* [What needs to be done]:
Check every line below for the word "dernier" and copy the ones that have it.

--- BEGIN Data shown ---

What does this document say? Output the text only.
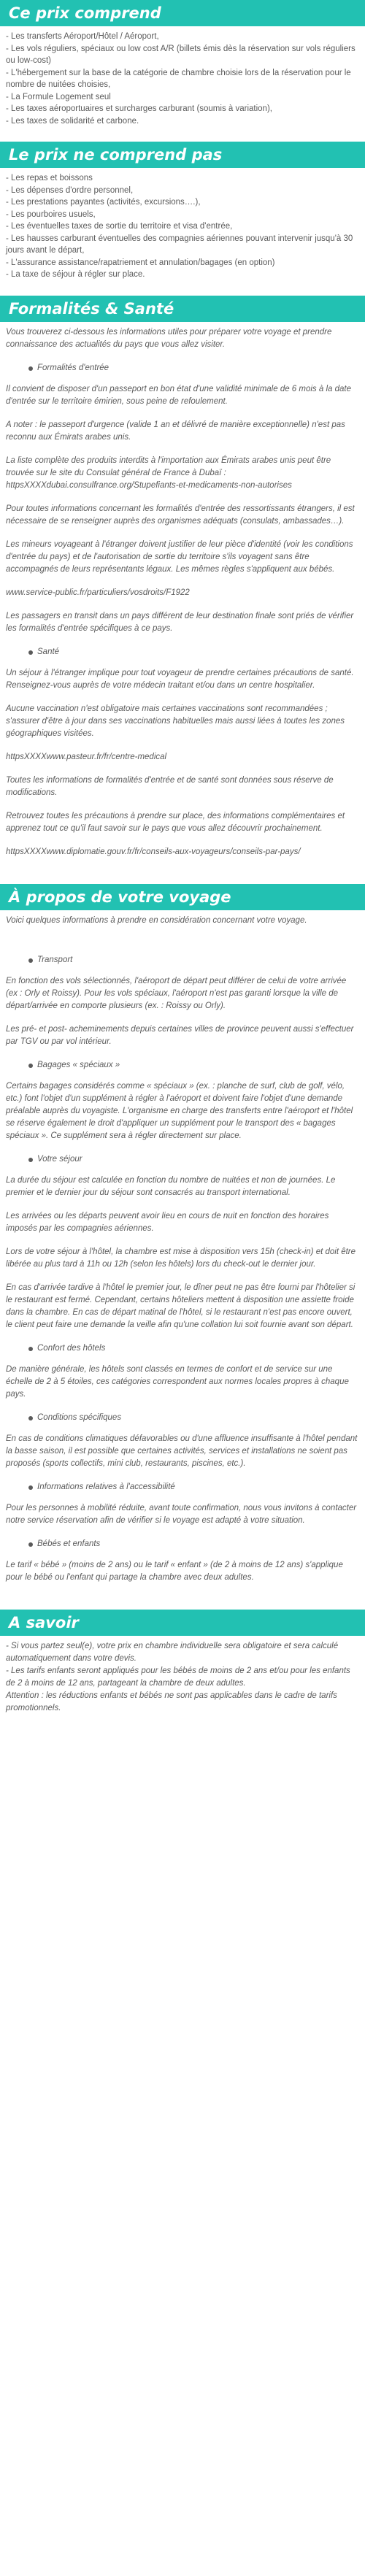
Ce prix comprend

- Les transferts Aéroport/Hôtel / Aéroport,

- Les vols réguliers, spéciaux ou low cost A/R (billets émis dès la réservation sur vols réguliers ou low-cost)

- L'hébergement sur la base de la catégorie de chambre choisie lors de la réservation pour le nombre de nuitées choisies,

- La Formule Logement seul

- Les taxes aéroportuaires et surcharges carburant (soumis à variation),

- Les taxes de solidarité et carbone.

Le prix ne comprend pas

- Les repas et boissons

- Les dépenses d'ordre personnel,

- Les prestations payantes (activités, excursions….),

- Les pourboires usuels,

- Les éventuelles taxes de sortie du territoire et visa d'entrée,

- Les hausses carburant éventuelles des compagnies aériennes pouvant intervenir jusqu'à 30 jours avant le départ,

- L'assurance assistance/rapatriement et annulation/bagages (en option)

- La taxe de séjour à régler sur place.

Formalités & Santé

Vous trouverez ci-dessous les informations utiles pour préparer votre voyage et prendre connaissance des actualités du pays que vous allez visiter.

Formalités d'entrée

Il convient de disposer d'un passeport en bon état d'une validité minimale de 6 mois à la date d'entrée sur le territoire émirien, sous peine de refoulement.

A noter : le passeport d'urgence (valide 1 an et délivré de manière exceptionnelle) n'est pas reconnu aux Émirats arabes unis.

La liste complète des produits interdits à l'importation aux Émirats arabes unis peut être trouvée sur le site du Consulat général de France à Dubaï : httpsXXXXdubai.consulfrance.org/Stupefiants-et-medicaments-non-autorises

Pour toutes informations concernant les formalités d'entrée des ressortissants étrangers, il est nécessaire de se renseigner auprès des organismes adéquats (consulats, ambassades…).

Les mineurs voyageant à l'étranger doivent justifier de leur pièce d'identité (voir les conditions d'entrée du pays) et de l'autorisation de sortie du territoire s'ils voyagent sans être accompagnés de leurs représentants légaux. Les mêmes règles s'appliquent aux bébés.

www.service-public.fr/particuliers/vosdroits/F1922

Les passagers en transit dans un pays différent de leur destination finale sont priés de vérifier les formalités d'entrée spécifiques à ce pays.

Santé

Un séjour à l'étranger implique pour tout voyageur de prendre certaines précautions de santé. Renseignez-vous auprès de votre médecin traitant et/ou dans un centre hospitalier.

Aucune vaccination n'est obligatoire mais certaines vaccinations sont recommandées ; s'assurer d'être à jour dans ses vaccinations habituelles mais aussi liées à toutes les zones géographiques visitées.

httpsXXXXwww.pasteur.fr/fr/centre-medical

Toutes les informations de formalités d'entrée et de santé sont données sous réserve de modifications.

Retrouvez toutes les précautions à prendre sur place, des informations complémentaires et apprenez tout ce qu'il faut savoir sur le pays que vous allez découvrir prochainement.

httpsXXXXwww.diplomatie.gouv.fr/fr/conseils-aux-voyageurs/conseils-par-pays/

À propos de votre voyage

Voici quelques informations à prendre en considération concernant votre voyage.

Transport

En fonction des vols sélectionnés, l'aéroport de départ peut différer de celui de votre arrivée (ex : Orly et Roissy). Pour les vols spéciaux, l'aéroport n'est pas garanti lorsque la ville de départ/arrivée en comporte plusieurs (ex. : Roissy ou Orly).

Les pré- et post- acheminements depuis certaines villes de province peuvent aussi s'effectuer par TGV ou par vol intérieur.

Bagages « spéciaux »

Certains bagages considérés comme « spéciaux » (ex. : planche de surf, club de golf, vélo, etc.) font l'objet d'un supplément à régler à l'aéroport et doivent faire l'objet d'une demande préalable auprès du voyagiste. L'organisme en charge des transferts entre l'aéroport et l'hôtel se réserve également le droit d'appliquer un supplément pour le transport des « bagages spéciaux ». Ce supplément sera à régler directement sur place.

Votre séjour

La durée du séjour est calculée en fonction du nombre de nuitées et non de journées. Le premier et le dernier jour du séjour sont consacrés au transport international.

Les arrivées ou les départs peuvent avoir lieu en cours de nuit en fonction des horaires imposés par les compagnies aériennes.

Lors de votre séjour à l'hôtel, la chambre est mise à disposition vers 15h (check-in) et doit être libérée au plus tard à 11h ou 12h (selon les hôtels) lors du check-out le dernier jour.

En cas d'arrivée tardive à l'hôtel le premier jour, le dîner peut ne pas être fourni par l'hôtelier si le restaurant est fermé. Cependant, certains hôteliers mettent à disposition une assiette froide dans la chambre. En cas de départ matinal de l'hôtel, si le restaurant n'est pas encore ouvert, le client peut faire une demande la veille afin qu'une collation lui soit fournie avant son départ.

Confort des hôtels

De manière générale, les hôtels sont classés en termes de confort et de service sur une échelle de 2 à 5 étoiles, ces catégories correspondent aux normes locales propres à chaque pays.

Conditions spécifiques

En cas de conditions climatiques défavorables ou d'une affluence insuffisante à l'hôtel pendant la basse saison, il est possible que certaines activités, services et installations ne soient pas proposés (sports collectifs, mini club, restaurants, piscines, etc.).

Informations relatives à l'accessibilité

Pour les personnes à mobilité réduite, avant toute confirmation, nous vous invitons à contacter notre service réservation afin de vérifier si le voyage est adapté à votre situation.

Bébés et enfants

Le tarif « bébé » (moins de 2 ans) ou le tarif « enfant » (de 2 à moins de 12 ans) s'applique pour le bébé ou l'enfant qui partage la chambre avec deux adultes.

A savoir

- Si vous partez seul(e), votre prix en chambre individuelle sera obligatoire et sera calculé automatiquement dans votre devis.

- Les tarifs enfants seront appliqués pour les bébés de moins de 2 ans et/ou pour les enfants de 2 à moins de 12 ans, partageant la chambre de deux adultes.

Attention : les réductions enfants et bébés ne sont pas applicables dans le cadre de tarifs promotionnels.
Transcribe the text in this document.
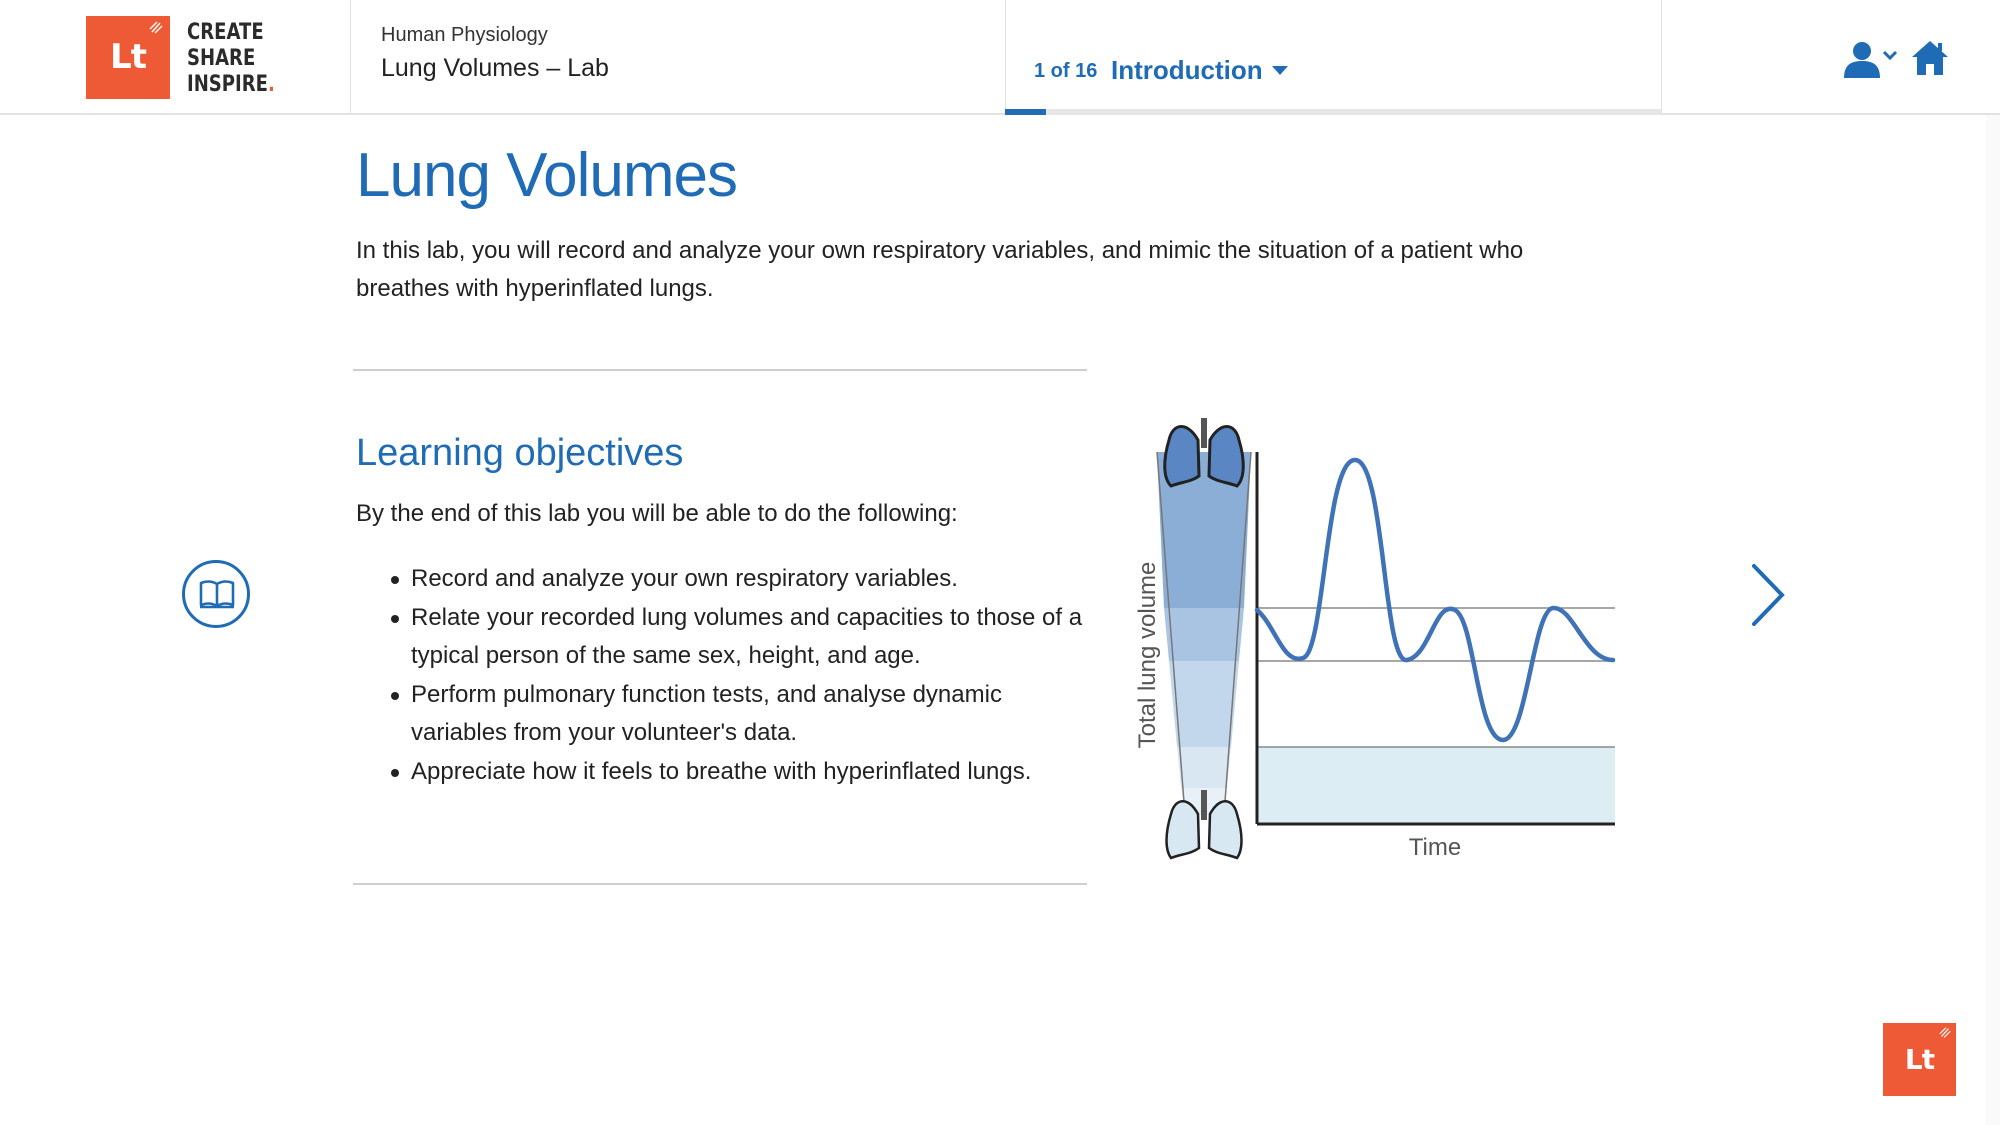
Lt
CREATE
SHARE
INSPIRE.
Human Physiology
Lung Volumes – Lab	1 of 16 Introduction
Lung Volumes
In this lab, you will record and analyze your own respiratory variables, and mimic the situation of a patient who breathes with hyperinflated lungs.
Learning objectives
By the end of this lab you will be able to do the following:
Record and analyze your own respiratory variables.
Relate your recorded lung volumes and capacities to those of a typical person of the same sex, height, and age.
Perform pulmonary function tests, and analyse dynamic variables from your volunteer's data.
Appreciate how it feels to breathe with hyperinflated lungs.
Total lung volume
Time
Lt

--- END Data shown ---
--- BEGIN Data shown ---

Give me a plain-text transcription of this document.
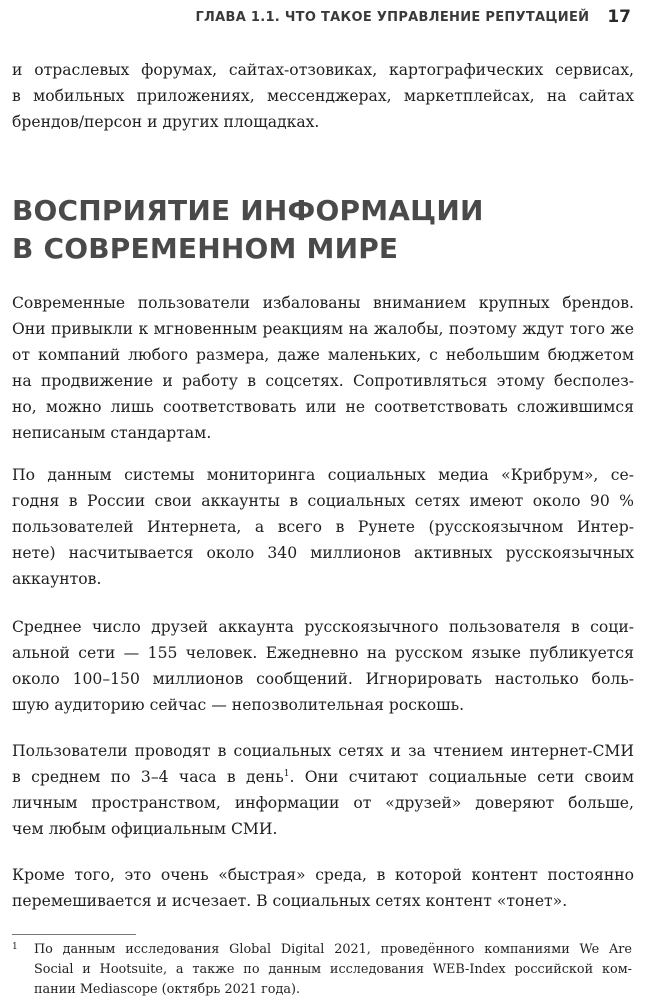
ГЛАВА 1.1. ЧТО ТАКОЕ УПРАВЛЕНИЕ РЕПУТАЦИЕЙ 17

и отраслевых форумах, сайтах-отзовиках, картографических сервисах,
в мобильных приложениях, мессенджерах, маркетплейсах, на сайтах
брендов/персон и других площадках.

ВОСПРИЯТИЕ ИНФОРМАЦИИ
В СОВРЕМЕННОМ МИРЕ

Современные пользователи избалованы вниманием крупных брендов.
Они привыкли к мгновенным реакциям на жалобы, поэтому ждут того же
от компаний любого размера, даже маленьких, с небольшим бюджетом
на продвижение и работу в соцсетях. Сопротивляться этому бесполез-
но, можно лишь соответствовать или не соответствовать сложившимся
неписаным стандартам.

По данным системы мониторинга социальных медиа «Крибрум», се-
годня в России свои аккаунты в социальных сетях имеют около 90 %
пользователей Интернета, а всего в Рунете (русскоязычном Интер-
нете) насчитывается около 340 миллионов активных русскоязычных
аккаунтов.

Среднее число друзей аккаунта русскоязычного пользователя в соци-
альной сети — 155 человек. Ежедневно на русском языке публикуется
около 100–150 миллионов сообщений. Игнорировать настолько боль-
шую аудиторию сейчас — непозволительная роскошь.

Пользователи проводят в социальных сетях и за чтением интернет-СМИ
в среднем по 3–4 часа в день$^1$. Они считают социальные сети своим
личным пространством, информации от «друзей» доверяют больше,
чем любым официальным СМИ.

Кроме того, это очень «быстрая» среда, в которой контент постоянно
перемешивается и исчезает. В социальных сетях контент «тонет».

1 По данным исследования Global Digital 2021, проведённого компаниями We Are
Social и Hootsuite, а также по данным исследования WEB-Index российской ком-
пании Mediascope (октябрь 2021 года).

--- END Data shown ---

* [Output of the exercise]:
La durée du séjour est calculée en fonction du nombre de nuitées et non de journées. Le premier et le dernier jour du séjour sont consacrés au transport international.
Lors de votre séjour à l'hôtel, la chambre est mise à disposition vers 15h (check-in) et doit être libérée au plus tard à 11h ou 12h (selon les hôtels) lors du check-out le dernier jour.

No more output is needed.